- [What the exercise asks]: Copy out the entries below precisely; nothing is to be omitted.

-*-

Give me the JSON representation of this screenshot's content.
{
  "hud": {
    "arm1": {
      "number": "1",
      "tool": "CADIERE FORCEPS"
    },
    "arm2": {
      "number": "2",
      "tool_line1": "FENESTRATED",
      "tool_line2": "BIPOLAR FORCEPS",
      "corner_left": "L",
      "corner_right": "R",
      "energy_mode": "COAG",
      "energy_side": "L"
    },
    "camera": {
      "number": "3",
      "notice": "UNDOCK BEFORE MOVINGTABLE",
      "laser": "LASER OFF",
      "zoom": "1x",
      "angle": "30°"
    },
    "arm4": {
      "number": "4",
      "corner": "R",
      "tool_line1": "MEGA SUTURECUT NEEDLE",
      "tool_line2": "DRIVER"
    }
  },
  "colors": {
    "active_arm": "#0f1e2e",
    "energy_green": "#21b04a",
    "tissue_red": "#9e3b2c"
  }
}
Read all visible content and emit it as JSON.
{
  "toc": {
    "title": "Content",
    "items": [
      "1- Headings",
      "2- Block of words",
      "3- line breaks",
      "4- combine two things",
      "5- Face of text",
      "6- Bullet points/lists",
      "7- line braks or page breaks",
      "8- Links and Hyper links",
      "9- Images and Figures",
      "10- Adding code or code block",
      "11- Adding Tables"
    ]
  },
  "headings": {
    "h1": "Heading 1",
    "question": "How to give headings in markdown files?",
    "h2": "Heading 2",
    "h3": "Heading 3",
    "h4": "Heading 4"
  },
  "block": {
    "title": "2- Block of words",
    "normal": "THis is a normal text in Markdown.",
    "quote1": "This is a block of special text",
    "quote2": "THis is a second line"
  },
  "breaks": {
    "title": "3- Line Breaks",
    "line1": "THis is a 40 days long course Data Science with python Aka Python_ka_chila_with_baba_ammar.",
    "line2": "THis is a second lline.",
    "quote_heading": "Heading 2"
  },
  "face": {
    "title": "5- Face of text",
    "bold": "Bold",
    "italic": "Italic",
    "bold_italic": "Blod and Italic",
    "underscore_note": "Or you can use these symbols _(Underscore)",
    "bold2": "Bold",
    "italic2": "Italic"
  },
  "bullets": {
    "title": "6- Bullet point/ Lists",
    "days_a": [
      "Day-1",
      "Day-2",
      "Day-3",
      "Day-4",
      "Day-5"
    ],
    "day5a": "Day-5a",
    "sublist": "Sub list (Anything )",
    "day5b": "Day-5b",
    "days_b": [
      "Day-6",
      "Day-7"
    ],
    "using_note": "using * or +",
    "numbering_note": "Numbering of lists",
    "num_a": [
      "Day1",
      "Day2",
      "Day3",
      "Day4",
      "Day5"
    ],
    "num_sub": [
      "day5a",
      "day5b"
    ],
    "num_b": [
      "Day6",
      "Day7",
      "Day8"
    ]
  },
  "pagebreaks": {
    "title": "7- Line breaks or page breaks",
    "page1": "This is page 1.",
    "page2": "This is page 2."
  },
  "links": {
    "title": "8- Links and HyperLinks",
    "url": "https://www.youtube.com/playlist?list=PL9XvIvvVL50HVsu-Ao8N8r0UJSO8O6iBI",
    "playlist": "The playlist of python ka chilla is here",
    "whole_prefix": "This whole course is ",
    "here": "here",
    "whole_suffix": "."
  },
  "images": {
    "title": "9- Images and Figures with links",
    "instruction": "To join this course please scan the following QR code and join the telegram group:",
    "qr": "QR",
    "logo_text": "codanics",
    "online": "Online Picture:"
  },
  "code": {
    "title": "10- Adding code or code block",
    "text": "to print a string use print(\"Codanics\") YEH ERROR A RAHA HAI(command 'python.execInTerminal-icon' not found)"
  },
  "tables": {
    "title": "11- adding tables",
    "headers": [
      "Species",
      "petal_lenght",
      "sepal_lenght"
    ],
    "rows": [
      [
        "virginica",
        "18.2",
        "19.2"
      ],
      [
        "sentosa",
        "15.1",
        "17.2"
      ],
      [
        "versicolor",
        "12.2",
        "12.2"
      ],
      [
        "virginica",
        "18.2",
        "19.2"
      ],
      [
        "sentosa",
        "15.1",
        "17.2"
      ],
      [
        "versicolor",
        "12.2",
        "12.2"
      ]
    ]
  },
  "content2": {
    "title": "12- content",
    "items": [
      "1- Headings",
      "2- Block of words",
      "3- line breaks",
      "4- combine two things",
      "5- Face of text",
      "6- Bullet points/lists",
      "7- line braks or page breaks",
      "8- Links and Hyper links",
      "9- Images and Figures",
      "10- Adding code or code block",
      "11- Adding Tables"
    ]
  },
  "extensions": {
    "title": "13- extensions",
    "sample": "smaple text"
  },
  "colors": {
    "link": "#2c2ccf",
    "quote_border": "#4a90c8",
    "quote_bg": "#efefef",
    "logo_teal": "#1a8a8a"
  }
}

-*-

- [Solution to this problem]:
Give me the JSON representation of this screenshot's content.
{
  "hud": {
    "arm1": {
      "number": "1",
      "tool": "CADIERE FORCEPS"
    },
    "arm2": {
      "number": "2",
      "tool_line1": "FENESTRATED",
      "tool_line2": "BIPOLAR FORCEPS",
      "corner_left": "L",
      "corner_right": "R",
      "energy_mode": "COAG",
      "energy_side": "L"
    },
    "camera": {
      "number": "3",
      "notice": "UNDOCK BEFORE MOVINGTABLE",
      "laser": "LASER OFF",
      "zoom": "1x",
      "angle": "30°"
    },
    "arm4": {
      "number": "4",
      "corner": "R",
      "tool_line1": "MEGA SUTURECUT NEEDLE",
      "tool_line2": "DRIVER"
    }
  },
  "colors": {
    "active_arm": "#0f1e2e",
    "energy_green": "#21b04a",
    "tissue_red": "#9e3b2c"
  }
}
Read all visible content and emit it as JSON.
{
  "toc": {
    "title": "Content",
    "items": [
      "1- Headings",
      "2- Block of words",
      "3- line breaks",
      "4- combine two things",
      "5- Face of text",
      "6- Bullet points/lists",
      "7- line braks or page breaks",
      "8- Links and Hyper links",
      "9- Images and Figures",
      "10- Adding code or code block",
      "11- Adding Tables"
    ]
  },
  "headings": {
    "h1": "Heading 1",
    "question": "How to give headings in markdown files?",
    "h2": "Heading 2",
    "h3": "Heading 3",
    "h4": "Heading 4"
  },
  "block": {
    "title": "2- Block of words",
    "normal": "THis is a normal text in Markdown.",
    "quote1": "This is a block of special text",
    "quote2": "THis is a second line"
  },
  "breaks": {
    "title": "3- Line Breaks",
    "line1": "THis is a 40 days long course Data Science with python Aka Python_ka_chila_with_baba_ammar.",
    "line2": "THis is a second lline.",
    "quote_heading": "Heading 2"
  },
  "face": {
    "title": "5- Face of text",
    "bold": "Bold",
    "italic": "Italic",
    "bold_italic": "Blod and Italic",
    "underscore_note": "Or you can use these symbols _(Underscore)",
    "bold2": "Bold",
    "italic2": "Italic"
  },
  "bullets": {
    "title": "6- Bullet point/ Lists",
    "days_a": [
      "Day-1",
      "Day-2",
      "Day-3",
      "Day-4",
      "Day-5"
    ],
    "day5a": "Day-5a",
    "sublist": "Sub list (Anything )",
    "day5b": "Day-5b",
    "days_b": [
      "Day-6",
      "Day-7"
    ],
    "using_note": "using * or +",
    "numbering_note": "Numbering of lists",
    "num_a": [
      "Day1",
      "Day2",
      "Day3",
      "Day4",
      "Day5"
    ],
    "num_sub": [
      "day5a",
      "day5b"
    ],
    "num_b": [
      "Day6",
      "Day7",
      "Day8"
    ]
  },
  "pagebreaks": {
    "title": "7- Line breaks or page breaks",
    "page1": "This is page 1.",
    "page2": "This is page 2."
  },
  "links": {
    "title": "8- Links and HyperLinks",
    "url": "https://www.youtube.com/playlist?list=PL9XvIvvVL50HVsu-Ao8N8r0UJSO8O6iBI",
    "playlist": "The playlist of python ka chilla is here",
    "whole_prefix": "This whole course is ",
    "here": "here",
    "whole_suffix": "."
  },
  "images": {
    "title": "9- Images and Figures with links",
    "instruction": "To join this course please scan the following QR code and join the telegram group:",
    "qr": "QR",
    "logo_text": "codanics",
    "online": "Online Picture:"
  },
  "code": {
    "title": "10- Adding code or code block",
    "text": "to print a string use print(\"Codanics\") YEH ERROR A RAHA HAI(command 'python.execInTerminal-icon' not found)"
  },
  "tables": {
    "title": "11- adding tables",
    "headers": [
      "Species",
      "petal_lenght",
      "sepal_lenght"
    ],
    "rows": [
      [
        "virginica",
        "18.2",
        "19.2"
      ],
      [
        "sentosa",
        "15.1",
        "17.2"
      ],
      [
        "versicolor",
        "12.2",
        "12.2"
      ],
      [
        "virginica",
        "18.2",
        "19.2"
      ],
      [
        "sentosa",
        "15.1",
        "17.2"
      ],
      [
        "versicolor",
        "12.2",
        "12.2"
      ]
    ]
  },
  "content2": {
    "title": "12- content",
    "items": [
      "1- Headings",
      "2- Block of words",
      "3- line breaks",
      "4- combine two things",
      "5- Face of text",
      "6- Bullet points/lists",
      "7- line braks or page breaks",
      "8- Links and Hyper links",
      "9- Images and Figures",
      "10- Adding code or code block",
      "11- Adding Tables"
    ]
  },
  "extensions": {
    "title": "13- extensions",
    "sample": "smaple text"
  },
  "colors": {
    "link": "#2c2ccf",
    "quote_border": "#4a90c8",
    "quote_bg": "#efefef",
    "logo_teal": "#1a8a8a"
  }
}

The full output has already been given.